=== Objective ===
Make an exact copy of the listing below.

=== Input for this task ===
╭──

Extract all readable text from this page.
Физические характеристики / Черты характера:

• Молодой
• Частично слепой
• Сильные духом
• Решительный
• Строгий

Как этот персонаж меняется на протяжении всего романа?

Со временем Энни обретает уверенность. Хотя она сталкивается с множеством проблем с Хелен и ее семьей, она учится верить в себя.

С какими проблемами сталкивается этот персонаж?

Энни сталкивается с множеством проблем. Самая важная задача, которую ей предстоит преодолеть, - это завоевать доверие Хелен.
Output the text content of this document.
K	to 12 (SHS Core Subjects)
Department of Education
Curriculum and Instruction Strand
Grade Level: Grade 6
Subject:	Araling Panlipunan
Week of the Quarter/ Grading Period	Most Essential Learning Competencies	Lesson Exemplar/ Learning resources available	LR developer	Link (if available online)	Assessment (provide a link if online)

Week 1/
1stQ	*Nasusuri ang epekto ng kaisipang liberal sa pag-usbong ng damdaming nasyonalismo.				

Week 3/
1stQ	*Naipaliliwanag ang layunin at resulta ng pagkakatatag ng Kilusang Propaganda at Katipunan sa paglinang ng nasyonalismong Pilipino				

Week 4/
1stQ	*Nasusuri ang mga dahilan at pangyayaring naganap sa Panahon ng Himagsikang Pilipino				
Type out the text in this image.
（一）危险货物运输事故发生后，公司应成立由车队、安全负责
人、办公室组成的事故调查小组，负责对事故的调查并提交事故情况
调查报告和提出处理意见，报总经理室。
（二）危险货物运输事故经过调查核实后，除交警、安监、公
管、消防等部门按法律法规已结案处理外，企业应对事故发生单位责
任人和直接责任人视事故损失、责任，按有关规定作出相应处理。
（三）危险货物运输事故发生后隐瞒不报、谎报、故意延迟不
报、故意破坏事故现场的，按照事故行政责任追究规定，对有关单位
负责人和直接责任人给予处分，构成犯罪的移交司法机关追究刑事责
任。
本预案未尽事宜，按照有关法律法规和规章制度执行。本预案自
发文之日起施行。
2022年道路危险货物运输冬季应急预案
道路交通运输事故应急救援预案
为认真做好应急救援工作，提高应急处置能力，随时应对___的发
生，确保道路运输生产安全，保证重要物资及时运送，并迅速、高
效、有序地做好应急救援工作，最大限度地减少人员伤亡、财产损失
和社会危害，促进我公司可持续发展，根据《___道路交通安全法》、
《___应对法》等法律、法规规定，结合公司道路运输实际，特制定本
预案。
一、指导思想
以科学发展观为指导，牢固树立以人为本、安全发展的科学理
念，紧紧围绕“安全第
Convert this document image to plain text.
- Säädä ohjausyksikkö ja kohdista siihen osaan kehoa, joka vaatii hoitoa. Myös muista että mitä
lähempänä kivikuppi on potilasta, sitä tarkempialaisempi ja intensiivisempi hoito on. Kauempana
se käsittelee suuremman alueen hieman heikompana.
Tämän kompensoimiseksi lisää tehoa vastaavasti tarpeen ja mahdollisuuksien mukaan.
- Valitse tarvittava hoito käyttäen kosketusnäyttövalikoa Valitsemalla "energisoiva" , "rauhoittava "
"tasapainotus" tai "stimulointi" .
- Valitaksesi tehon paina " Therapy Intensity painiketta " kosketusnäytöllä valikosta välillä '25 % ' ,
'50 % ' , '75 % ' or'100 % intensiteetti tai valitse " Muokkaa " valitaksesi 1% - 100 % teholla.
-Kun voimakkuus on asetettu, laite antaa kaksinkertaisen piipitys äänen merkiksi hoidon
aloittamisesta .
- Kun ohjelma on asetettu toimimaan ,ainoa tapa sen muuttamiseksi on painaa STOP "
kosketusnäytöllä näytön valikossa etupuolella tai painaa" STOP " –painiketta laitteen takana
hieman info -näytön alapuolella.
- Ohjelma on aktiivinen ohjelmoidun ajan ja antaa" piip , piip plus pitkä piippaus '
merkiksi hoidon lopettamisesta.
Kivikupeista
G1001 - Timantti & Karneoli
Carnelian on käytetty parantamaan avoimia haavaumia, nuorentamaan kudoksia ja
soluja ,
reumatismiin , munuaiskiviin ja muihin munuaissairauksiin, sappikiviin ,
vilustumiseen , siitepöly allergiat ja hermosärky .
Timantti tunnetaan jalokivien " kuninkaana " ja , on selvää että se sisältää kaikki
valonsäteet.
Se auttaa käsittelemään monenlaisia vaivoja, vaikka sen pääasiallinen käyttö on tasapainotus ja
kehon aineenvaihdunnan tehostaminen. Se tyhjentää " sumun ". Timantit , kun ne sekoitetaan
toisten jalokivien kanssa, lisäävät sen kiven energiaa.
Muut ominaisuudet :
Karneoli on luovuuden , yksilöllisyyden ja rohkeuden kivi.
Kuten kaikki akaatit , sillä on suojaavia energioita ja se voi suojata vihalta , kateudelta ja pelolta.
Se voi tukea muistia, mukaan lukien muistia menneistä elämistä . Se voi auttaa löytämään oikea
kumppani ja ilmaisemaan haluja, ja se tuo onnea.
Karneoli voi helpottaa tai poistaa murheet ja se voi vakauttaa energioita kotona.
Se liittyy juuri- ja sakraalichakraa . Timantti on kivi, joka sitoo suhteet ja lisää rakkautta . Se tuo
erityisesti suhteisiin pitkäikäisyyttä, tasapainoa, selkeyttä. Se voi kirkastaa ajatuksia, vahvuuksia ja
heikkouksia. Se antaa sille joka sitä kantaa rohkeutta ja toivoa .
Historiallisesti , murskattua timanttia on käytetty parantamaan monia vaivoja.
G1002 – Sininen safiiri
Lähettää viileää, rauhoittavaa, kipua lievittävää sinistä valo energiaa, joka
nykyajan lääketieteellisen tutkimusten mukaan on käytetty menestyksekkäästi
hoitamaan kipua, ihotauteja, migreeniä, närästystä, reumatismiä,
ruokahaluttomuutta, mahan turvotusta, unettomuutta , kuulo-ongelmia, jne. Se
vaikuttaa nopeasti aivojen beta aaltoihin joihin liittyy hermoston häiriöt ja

╰──

=== Result of the exercise ===
Extract all readable text from this page.
Физические характеристики / Черты характера:

• Молодой
• Частично слепой
• Сильные духом
• Решительный
• Строгий

Как этот персонаж меняется на протяжении всего романа?

Со временем Энни обретает уверенность. Хотя она сталкивается с множеством проблем с Хелен и ее семьей, она учится верить в себя.

С какими проблемами сталкивается этот персонаж?

Энни сталкивается с множеством проблем. Самая важная задача, которую ей предстоит преодолеть, - это завоевать доверие Хелен.
Output the text content of this document.
K	to 12 (SHS Core Subjects)
Department of Education
Curriculum and Instruction Strand
Grade Level: Grade 6
Subject:	Araling Panlipunan
Week of the Quarter/ Grading Period	Most Essential Learning Competencies	Lesson Exemplar/ Learning resources available	LR developer	Link (if available online)	Assessment (provide a link if online)

Week 1/
1stQ	*Nasusuri ang epekto ng kaisipang liberal sa pag-usbong ng damdaming nasyonalismo.				

Week 3/
1stQ	*Naipaliliwanag ang layunin at resulta ng pagkakatatag ng Kilusang Propaganda at Katipunan sa paglinang ng nasyonalismong Pilipino				

Week 4/
1stQ	*Nasusuri ang mga dahilan at pangyayaring naganap sa Panahon ng Himagsikang Pilipino				
Type out the text in this image.
（一）危险货物运输事故发生后，公司应成立由车队、安全负责
人、办公室组成的事故调查小组，负责对事故的调查并提交事故情况
调查报告和提出处理意见，报总经理室。
（二）危险货物运输事故经过调查核实后，除交警、安监、公
管、消防等部门按法律法规已结案处理外，企业应对事故发生单位责
任人和直接责任人视事故损失、责任，按有关规定作出相应处理。
（三）危险货物运输事故发生后隐瞒不报、谎报、故意延迟不
报、故意破坏事故现场的，按照事故行政责任追究规定，对有关单位
负责人和直接责任人给予处分，构成犯罪的移交司法机关追究刑事责
任。
本预案未尽事宜，按照有关法律法规和规章制度执行。本预案自
发文之日起施行。
2022年道路危险货物运输冬季应急预案
道路交通运输事故应急救援预案
为认真做好应急救援工作，提高应急处置能力，随时应对___的发
生，确保道路运输生产安全，保证重要物资及时运送，并迅速、高
效、有序地做好应急救援工作，最大限度地减少人员伤亡、财产损失
和社会危害，促进我公司可持续发展，根据《___道路交通安全法》、
《___应对法》等法律、法规规定，结合公司道路运输实际，特制定本
预案。
一、指导思想
以科学发展观为指导，牢固树立以人为本、安全发展的科学理
念，紧紧围绕“安全第
Convert this document image to plain text.
- Säädä ohjausyksikkö ja kohdista siihen osaan kehoa, joka vaatii hoitoa. Myös muista että mitä
lähempänä kivikuppi on potilasta, sitä tarkempialaisempi ja intensiivisempi hoito on. Kauempana
se käsittelee suuremman alueen hieman heikompana.
Tämän kompensoimiseksi lisää tehoa vastaavasti tarpeen ja mahdollisuuksien mukaan.
- Valitse tarvittava hoito käyttäen kosketusnäyttövalikoa Valitsemalla "energisoiva" , "rauhoittava "
"tasapainotus" tai "stimulointi" .
- Valitaksesi tehon paina " Therapy Intensity painiketta " kosketusnäytöllä valikosta välillä '25 % ' ,
'50 % ' , '75 % ' or'100 % intensiteetti tai valitse " Muokkaa " valitaksesi 1% - 100 % teholla.
-Kun voimakkuus on asetettu, laite antaa kaksinkertaisen piipitys äänen merkiksi hoidon
aloittamisesta .
- Kun ohjelma on asetettu toimimaan ,ainoa tapa sen muuttamiseksi on painaa STOP "
kosketusnäytöllä näytön valikossa etupuolella tai painaa" STOP " –painiketta laitteen takana
hieman info -näytön alapuolella.
- Ohjelma on aktiivinen ohjelmoidun ajan ja antaa" piip , piip plus pitkä piippaus '
merkiksi hoidon lopettamisesta.
Kivikupeista
G1001 - Timantti & Karneoli
Carnelian on käytetty parantamaan avoimia haavaumia, nuorentamaan kudoksia ja
soluja ,
reumatismiin , munuaiskiviin ja muihin munuaissairauksiin, sappikiviin ,
vilustumiseen , siitepöly allergiat ja hermosärky .
Timantti tunnetaan jalokivien " kuninkaana " ja , on selvää että se sisältää kaikki
valonsäteet.
Se auttaa käsittelemään monenlaisia vaivoja, vaikka sen pääasiallinen käyttö on tasapainotus ja
kehon aineenvaihdunnan tehostaminen. Se tyhjentää " sumun ". Timantit , kun ne sekoitetaan
toisten jalokivien kanssa, lisäävät sen kiven energiaa.
Muut ominaisuudet :
Karneoli on luovuuden , yksilöllisyyden ja rohkeuden kivi.
Kuten kaikki akaatit , sillä on suojaavia energioita ja se voi suojata vihalta , kateudelta ja pelolta.
Se voi tukea muistia, mukaan lukien muistia menneistä elämistä . Se voi auttaa löytämään oikea
kumppani ja ilmaisemaan haluja, ja se tuo onnea.
Karneoli voi helpottaa tai poistaa murheet ja se voi vakauttaa energioita kotona.
Se liittyy juuri- ja sakraalichakraa . Timantti on kivi, joka sitoo suhteet ja lisää rakkautta . Se tuo
erityisesti suhteisiin pitkäikäisyyttä, tasapainoa, selkeyttä. Se voi kirkastaa ajatuksia, vahvuuksia ja
heikkouksia. Se antaa sille joka sitä kantaa rohkeutta ja toivoa .
Historiallisesti , murskattua timanttia on käytetty parantamaan monia vaivoja.
G1002 – Sininen safiiri
Lähettää viileää, rauhoittavaa, kipua lievittävää sinistä valo energiaa, joka
nykyajan lääketieteellisen tutkimusten mukaan on käytetty menestyksekkäästi
hoitamaan kipua, ihotauteja, migreeniä, närästystä, reumatismiä,
ruokahaluttomuutta, mahan turvotusta, unettomuutta , kuulo-ongelmia, jne. Se
vaikuttaa nopeasti aivojen beta aaltoihin joihin liittyy hermoston häiriöt ja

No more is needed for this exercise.